#### THE PROBLEM
Every record should be copied exactly, except that pictures are to be omitted.

#### DATA FOR THIS TASK

________________________

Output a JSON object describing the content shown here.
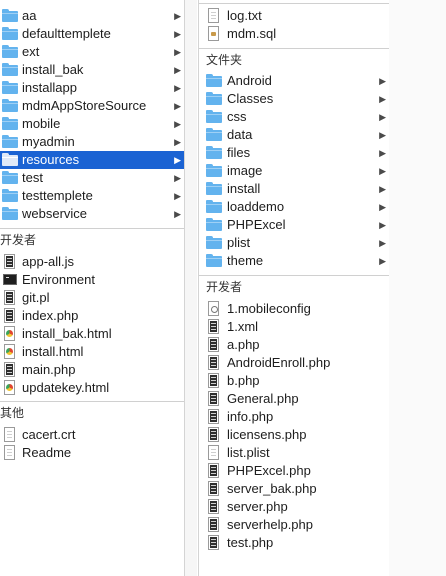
{
  "column1": {
    "folders": [
      {
        "name": "aa"
      },
      {
        "name": "defaulttemplete"
      },
      {
        "name": "ext"
      },
      {
        "name": "install_bak"
      },
      {
        "name": "installapp"
      },
      {
        "name": "mdmAppStoreSource"
      },
      {
        "name": "mobile"
      },
      {
        "name": "myadmin"
      },
      {
        "name": "resources",
        "selected": true
      },
      {
        "name": "test"
      },
      {
        "name": "testtemplete"
      },
      {
        "name": "webservice"
      }
    ],
    "developer_header": "开发者",
    "developer_files": [
      {
        "name": "app-all.js",
        "icon": "script-file-icon"
      },
      {
        "name": "Environment",
        "icon": "terminal-icon"
      },
      {
        "name": "git.pl",
        "icon": "script-file-icon"
      },
      {
        "name": "index.php",
        "icon": "script-file-icon"
      },
      {
        "name": "install_bak.html",
        "icon": "chrome-html-icon"
      },
      {
        "name": "install.html",
        "icon": "chrome-html-icon"
      },
      {
        "name": "main.php",
        "icon": "script-file-icon"
      },
      {
        "name": "updatekey.html",
        "icon": "chrome-html-icon"
      }
    ],
    "other_header": "其他",
    "other_files": [
      {
        "name": "cacert.crt",
        "icon": "blank-file-icon"
      },
      {
        "name": "Readme",
        "icon": "blank-file-icon"
      }
    ]
  },
  "column2": {
    "top_files": [
      {
        "name": "log.txt",
        "icon": "text-file-icon"
      },
      {
        "name": "mdm.sql",
        "icon": "sql-file-icon"
      }
    ],
    "folder_header": "文件夹",
    "folders": [
      {
        "name": "Android"
      },
      {
        "name": "Classes"
      },
      {
        "name": "css"
      },
      {
        "name": "data"
      },
      {
        "name": "files"
      },
      {
        "name": "image"
      },
      {
        "name": "install"
      },
      {
        "name": "loaddemo"
      },
      {
        "name": "PHPExcel"
      },
      {
        "name": "plist"
      },
      {
        "name": "theme"
      }
    ],
    "developer_header": "开发者",
    "developer_files": [
      {
        "name": "1.mobileconfig",
        "icon": "config-file-icon"
      },
      {
        "name": "1.xml",
        "icon": "script-file-icon"
      },
      {
        "name": "a.php",
        "icon": "script-file-icon"
      },
      {
        "name": "AndroidEnroll.php",
        "icon": "script-file-icon"
      },
      {
        "name": "b.php",
        "icon": "script-file-icon"
      },
      {
        "name": "General.php",
        "icon": "script-file-icon"
      },
      {
        "name": "info.php",
        "icon": "script-file-icon"
      },
      {
        "name": "licensens.php",
        "icon": "script-file-icon"
      },
      {
        "name": "list.plist",
        "icon": "plist-file-icon"
      },
      {
        "name": "PHPExcel.php",
        "icon": "script-file-icon"
      },
      {
        "name": "server_bak.php",
        "icon": "script-file-icon"
      },
      {
        "name": "server.php",
        "icon": "script-file-icon"
      },
      {
        "name": "serverhelp.php",
        "icon": "script-file-icon"
      },
      {
        "name": "test.php",
        "icon": "script-file-icon"
      }
    ]
  },
  "colors": {
    "selection": "#1b63d3",
    "folder": "#63b3ee"
  }
}
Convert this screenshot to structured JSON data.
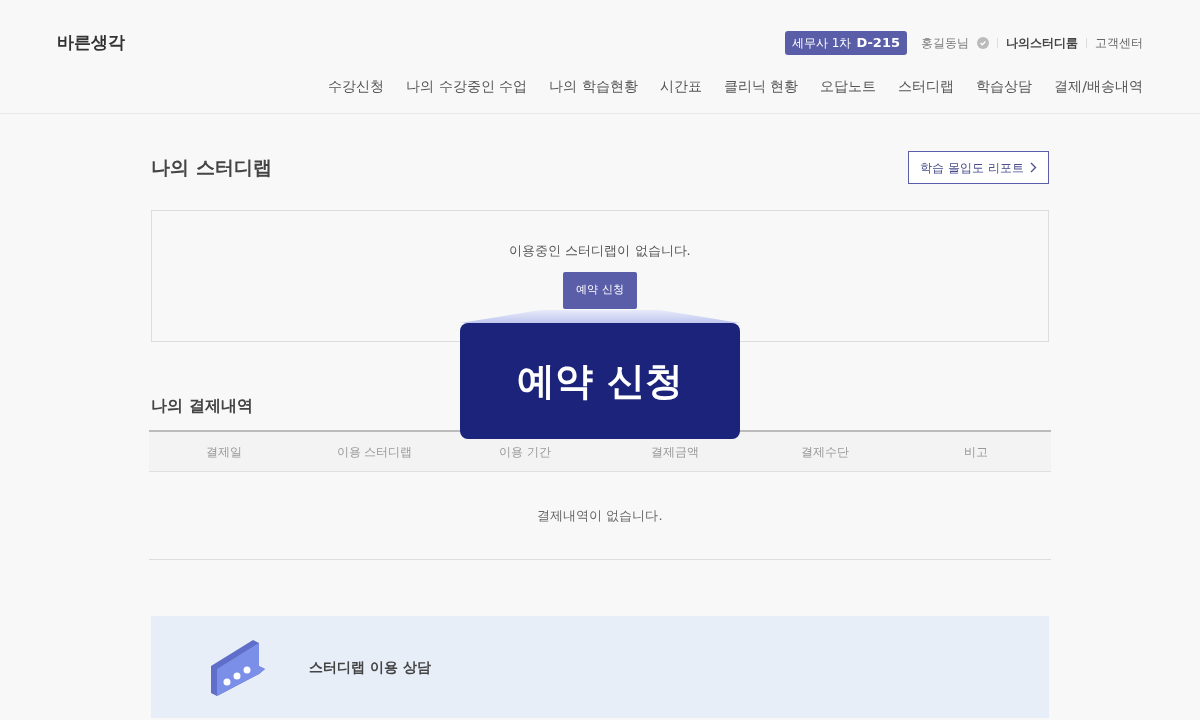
{
  "header": {
    "logo": "바른생각",
    "badge": {
      "label": "세무사 1차",
      "dday": "D-215"
    },
    "user": {
      "name": "홍길동님"
    },
    "links": [
      "나의스터디룸",
      "고객센터"
    ]
  },
  "nav": [
    "수강신청",
    "나의 수강중인 수업",
    "나의 학습현황",
    "시간표",
    "클리닉 현황",
    "오답노트",
    "스터디랩",
    "학습상담",
    "결제/배송내역"
  ],
  "study": {
    "title": "나의 스터디랩",
    "report_button": "학습 몰입도 리포트",
    "empty_text": "이용중인 스터디랩이 없습니다.",
    "reserve_button": "예약 신청"
  },
  "callout": {
    "label": "예약 신청"
  },
  "payments": {
    "title": "나의 결제내역",
    "columns": [
      "결제일",
      "이용 스터디랩",
      "이용 기간",
      "결제금액",
      "결제수단",
      "비고"
    ],
    "empty_text": "결제내역이 없습니다."
  },
  "consult": {
    "label": "스터디랩 이용 상담"
  }
}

________________________

#### FULL OUTPUT
Output a JSON object describing the content shown here.
{
  "column1": {
    "folders": [
      {
        "name": "aa"
      },
      {
        "name": "defaulttemplete"
      },
      {
        "name": "ext"
      },
      {
        "name": "install_bak"
      },
      {
        "name": "installapp"
      },
      {
        "name": "mdmAppStoreSource"
      },
      {
        "name": "mobile"
      },
      {
        "name": "myadmin"
      },
      {
        "name": "resources",
        "selected": true
      },
      {
        "name": "test"
      },
      {
        "name": "testtemplete"
      },
      {
        "name": "webservice"
      }
    ],
    "developer_header": "开发者",
    "developer_files": [
      {
        "name": "app-all.js",
        "icon": "script-file-icon"
      },
      {
        "name": "Environment",
        "icon": "terminal-icon"
      },
      {
        "name": "git.pl",
        "icon": "script-file-icon"
      },
      {
        "name": "index.php",
        "icon": "script-file-icon"
      },
      {
        "name": "install_bak.html",
        "icon": "chrome-html-icon"
      },
      {
        "name": "install.html",
        "icon": "chrome-html-icon"
      },
      {
        "name": "main.php",
        "icon": "script-file-icon"
      },
      {
        "name": "updatekey.html",
        "icon": "chrome-html-icon"
      }
    ],
    "other_header": "其他",
    "other_files": [
      {
        "name": "cacert.crt",
        "icon": "blank-file-icon"
      },
      {
        "name": "Readme",
        "icon": "blank-file-icon"
      }
    ]
  },
  "column2": {
    "top_files": [
      {
        "name": "log.txt",
        "icon": "text-file-icon"
      },
      {
        "name": "mdm.sql",
        "icon": "sql-file-icon"
      }
    ],
    "folder_header": "文件夹",
    "folders": [
      {
        "name": "Android"
      },
      {
        "name": "Classes"
      },
      {
        "name": "css"
      },
      {
        "name": "data"
      },
      {
        "name": "files"
      },
      {
        "name": "image"
      },
      {
        "name": "install"
      },
      {
        "name": "loaddemo"
      },
      {
        "name": "PHPExcel"
      },
      {
        "name": "plist"
      },
      {
        "name": "theme"
      }
    ],
    "developer_header": "开发者",
    "developer_files": [
      {
        "name": "1.mobileconfig",
        "icon": "config-file-icon"
      },
      {
        "name": "1.xml",
        "icon": "script-file-icon"
      },
      {
        "name": "a.php",
        "icon": "script-file-icon"
      },
      {
        "name": "AndroidEnroll.php",
        "icon": "script-file-icon"
      },
      {
        "name": "b.php",
        "icon": "script-file-icon"
      },
      {
        "name": "General.php",
        "icon": "script-file-icon"
      },
      {
        "name": "info.php",
        "icon": "script-file-icon"
      },
      {
        "name": "licensens.php",
        "icon": "script-file-icon"
      },
      {
        "name": "list.plist",
        "icon": "plist-file-icon"
      },
      {
        "name": "PHPExcel.php",
        "icon": "script-file-icon"
      },
      {
        "name": "server_bak.php",
        "icon": "script-file-icon"
      },
      {
        "name": "server.php",
        "icon": "script-file-icon"
      },
      {
        "name": "serverhelp.php",
        "icon": "script-file-icon"
      },
      {
        "name": "test.php",
        "icon": "script-file-icon"
      }
    ]
  },
  "colors": {
    "selection": "#1b63d3",
    "folder": "#63b3ee"
  }
}
Convert this screenshot to structured JSON data.
{
  "header": {
    "logo": "바른생각",
    "badge": {
      "label": "세무사 1차",
      "dday": "D-215"
    },
    "user": {
      "name": "홍길동님"
    },
    "links": [
      "나의스터디룸",
      "고객센터"
    ]
  },
  "nav": [
    "수강신청",
    "나의 수강중인 수업",
    "나의 학습현황",
    "시간표",
    "클리닉 현황",
    "오답노트",
    "스터디랩",
    "학습상담",
    "결제/배송내역"
  ],
  "study": {
    "title": "나의 스터디랩",
    "report_button": "학습 몰입도 리포트",
    "empty_text": "이용중인 스터디랩이 없습니다.",
    "reserve_button": "예약 신청"
  },
  "callout": {
    "label": "예약 신청"
  },
  "payments": {
    "title": "나의 결제내역",
    "columns": [
      "결제일",
      "이용 스터디랩",
      "이용 기간",
      "결제금액",
      "결제수단",
      "비고"
    ],
    "empty_text": "결제내역이 없습니다."
  },
  "consult": {
    "label": "스터디랩 이용 상담"
  }
}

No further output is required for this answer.